*The request*: Show all lines holding the string "JSON".

*Raw data*:
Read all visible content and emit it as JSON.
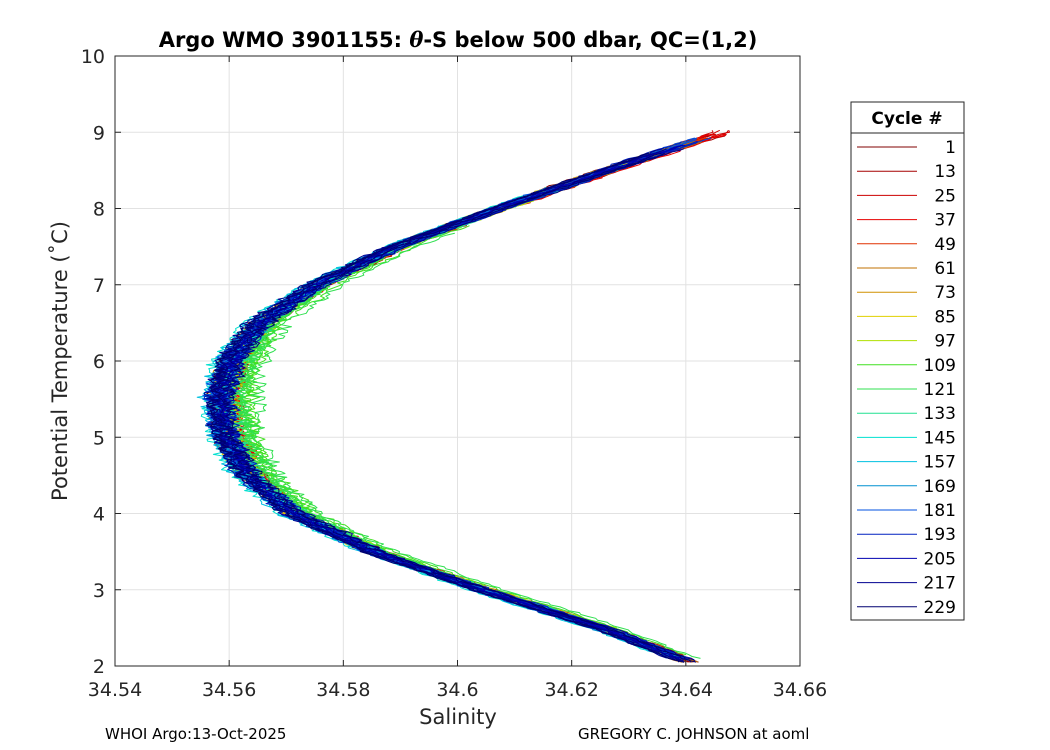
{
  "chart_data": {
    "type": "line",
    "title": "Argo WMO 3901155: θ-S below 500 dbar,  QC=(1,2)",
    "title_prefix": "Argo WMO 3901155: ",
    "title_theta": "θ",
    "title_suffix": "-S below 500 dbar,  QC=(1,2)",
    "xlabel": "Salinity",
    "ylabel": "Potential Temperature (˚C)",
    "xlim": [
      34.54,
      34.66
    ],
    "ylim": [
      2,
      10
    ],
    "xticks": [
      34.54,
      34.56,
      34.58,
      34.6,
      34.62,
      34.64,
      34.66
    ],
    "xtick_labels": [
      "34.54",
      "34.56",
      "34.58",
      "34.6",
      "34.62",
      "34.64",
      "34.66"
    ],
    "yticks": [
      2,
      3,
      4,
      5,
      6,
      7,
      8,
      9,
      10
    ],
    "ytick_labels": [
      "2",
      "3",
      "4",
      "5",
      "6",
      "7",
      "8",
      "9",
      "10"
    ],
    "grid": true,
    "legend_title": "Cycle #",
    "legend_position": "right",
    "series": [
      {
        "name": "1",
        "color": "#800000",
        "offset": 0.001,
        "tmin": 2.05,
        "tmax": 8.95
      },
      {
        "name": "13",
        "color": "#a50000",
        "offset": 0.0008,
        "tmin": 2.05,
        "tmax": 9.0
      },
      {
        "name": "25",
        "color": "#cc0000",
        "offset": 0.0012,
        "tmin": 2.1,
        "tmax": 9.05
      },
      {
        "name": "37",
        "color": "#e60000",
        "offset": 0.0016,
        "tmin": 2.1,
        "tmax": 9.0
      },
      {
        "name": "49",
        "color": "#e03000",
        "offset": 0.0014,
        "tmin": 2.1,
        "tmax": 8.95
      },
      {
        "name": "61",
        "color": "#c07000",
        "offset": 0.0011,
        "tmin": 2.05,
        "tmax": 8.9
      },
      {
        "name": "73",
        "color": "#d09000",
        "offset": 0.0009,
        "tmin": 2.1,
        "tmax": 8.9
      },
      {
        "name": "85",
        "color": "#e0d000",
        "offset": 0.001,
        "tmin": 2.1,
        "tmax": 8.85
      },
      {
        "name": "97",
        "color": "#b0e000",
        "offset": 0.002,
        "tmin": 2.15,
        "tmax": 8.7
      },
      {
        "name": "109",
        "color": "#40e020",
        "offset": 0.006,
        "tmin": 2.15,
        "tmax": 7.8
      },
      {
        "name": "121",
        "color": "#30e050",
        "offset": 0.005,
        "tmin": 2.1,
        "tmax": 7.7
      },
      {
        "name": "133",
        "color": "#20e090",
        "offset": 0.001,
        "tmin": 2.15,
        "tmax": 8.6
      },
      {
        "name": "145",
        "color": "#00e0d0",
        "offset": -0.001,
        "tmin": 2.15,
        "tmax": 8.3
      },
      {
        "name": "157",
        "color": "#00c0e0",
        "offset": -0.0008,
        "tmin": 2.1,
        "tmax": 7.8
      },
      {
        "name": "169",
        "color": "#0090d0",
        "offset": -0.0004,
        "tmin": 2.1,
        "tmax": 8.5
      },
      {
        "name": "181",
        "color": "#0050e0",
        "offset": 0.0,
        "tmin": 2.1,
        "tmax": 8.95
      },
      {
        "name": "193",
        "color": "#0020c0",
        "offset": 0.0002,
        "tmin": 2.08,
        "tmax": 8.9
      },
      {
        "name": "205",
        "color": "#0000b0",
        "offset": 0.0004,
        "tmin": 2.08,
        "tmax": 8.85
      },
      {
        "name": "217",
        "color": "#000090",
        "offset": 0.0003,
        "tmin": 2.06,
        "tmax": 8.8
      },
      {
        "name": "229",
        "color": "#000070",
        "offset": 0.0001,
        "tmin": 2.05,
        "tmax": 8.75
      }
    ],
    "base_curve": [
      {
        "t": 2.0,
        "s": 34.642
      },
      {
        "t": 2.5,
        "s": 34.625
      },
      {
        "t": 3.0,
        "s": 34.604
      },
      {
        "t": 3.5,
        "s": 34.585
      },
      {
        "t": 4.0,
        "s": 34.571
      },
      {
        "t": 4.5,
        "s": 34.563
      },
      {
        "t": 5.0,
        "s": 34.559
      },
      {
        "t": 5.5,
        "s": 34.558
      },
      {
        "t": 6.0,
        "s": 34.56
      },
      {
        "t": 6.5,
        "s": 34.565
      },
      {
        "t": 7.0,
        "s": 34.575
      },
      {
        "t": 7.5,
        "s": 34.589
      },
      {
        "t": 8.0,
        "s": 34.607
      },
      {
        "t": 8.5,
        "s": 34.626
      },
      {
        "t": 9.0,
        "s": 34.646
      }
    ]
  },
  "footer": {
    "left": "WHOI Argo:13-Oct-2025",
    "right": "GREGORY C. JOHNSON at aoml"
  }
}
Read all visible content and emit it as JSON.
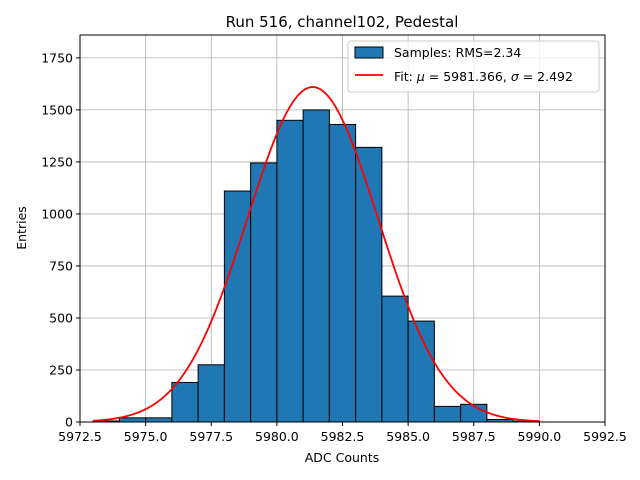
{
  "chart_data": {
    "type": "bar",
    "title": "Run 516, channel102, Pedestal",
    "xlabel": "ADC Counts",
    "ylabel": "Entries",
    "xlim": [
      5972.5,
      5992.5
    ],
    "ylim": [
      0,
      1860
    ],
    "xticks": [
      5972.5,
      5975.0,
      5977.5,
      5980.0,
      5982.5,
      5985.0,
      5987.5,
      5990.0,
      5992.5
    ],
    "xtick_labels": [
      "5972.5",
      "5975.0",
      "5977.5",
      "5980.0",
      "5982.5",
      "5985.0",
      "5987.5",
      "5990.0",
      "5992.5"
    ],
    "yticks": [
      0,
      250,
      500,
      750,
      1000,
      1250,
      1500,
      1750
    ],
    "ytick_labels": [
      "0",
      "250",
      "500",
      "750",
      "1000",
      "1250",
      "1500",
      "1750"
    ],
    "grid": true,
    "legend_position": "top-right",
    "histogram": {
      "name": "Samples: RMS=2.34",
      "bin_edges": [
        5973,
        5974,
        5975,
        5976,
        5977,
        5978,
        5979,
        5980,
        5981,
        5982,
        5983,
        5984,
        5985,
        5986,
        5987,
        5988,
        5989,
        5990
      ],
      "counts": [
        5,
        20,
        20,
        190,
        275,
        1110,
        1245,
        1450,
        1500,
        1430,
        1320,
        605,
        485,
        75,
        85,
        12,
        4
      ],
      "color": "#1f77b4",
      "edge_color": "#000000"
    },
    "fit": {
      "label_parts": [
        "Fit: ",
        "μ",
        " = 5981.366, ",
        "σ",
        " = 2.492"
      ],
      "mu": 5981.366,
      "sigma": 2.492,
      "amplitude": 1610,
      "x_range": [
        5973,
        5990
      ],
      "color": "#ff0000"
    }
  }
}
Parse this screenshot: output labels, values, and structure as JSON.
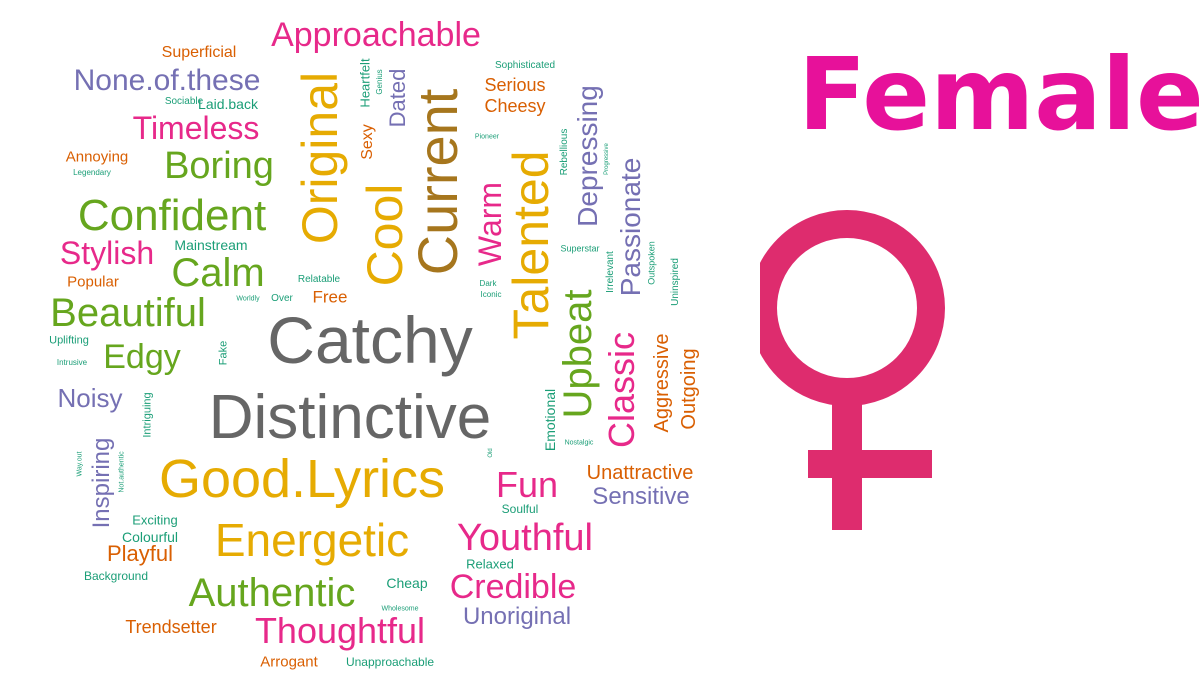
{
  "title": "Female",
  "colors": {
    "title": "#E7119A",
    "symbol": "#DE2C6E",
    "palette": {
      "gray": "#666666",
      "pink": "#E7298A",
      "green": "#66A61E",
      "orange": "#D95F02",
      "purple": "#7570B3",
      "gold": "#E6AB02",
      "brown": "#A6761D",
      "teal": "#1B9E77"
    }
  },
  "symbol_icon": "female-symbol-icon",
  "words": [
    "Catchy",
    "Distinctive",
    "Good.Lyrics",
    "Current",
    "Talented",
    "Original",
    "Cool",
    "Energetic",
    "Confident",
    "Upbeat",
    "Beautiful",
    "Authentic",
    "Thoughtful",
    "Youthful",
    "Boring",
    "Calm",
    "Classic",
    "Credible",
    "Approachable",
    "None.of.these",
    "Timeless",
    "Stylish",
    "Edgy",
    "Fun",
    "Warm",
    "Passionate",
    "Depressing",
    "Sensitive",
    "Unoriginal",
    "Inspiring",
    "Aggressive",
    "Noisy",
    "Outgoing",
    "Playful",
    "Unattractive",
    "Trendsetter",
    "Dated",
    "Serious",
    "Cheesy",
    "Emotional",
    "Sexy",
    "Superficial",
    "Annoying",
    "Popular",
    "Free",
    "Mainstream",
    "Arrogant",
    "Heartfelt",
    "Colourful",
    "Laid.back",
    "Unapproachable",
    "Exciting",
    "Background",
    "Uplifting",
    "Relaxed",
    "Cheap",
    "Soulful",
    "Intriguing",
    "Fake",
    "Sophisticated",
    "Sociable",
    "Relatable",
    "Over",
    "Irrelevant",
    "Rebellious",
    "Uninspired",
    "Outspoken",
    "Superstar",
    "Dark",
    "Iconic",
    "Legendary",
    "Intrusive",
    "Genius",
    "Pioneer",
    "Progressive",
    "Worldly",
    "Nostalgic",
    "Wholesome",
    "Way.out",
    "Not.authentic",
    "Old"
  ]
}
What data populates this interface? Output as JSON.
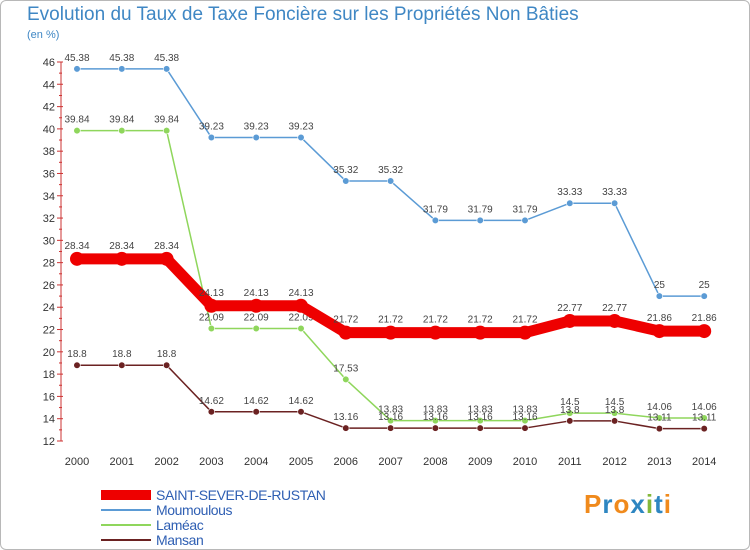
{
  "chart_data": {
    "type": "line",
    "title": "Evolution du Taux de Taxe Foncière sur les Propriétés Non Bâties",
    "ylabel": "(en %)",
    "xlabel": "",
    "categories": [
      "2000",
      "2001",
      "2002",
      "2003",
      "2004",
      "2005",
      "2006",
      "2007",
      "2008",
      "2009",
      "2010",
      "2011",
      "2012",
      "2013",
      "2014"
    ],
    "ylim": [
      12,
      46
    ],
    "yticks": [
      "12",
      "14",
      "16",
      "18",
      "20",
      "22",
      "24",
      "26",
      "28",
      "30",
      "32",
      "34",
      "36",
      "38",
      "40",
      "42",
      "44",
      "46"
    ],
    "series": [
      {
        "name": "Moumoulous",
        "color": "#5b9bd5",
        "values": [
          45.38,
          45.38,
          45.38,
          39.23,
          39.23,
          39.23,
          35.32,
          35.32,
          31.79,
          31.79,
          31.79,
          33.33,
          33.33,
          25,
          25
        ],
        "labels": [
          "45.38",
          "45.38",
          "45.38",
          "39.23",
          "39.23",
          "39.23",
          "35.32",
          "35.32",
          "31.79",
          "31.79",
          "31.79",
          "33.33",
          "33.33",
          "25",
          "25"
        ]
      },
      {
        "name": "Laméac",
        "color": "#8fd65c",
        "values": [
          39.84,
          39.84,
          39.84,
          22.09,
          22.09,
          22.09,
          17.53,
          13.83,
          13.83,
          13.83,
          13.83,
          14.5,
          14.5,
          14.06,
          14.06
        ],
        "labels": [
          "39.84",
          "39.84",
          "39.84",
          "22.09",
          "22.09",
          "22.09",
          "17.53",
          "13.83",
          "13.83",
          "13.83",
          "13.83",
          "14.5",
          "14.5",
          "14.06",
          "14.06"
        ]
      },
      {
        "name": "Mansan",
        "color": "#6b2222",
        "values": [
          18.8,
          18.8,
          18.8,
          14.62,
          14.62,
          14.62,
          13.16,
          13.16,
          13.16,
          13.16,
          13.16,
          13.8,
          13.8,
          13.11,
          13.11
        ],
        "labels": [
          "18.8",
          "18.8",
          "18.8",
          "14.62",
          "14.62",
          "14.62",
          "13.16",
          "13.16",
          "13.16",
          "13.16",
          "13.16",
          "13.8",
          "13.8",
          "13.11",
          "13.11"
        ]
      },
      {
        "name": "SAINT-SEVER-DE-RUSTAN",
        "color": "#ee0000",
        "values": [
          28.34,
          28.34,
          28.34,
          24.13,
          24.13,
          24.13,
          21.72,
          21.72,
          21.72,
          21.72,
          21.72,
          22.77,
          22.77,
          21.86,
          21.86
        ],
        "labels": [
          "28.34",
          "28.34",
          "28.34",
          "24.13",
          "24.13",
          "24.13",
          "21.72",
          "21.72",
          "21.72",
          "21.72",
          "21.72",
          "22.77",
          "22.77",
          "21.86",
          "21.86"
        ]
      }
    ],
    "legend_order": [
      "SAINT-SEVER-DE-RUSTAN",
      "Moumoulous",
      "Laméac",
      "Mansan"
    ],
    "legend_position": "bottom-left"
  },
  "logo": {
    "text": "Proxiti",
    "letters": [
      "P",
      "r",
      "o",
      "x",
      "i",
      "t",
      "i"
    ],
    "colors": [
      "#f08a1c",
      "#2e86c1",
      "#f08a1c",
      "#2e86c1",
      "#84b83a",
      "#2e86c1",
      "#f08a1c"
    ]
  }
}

*Exercise output*:
Read all visible content and emit it as JSON.
Read all visible content and emit it as JSON.
Parse this screenshot: output labels, values, and structure as JSON.
What data populates this interface? Output as JSON.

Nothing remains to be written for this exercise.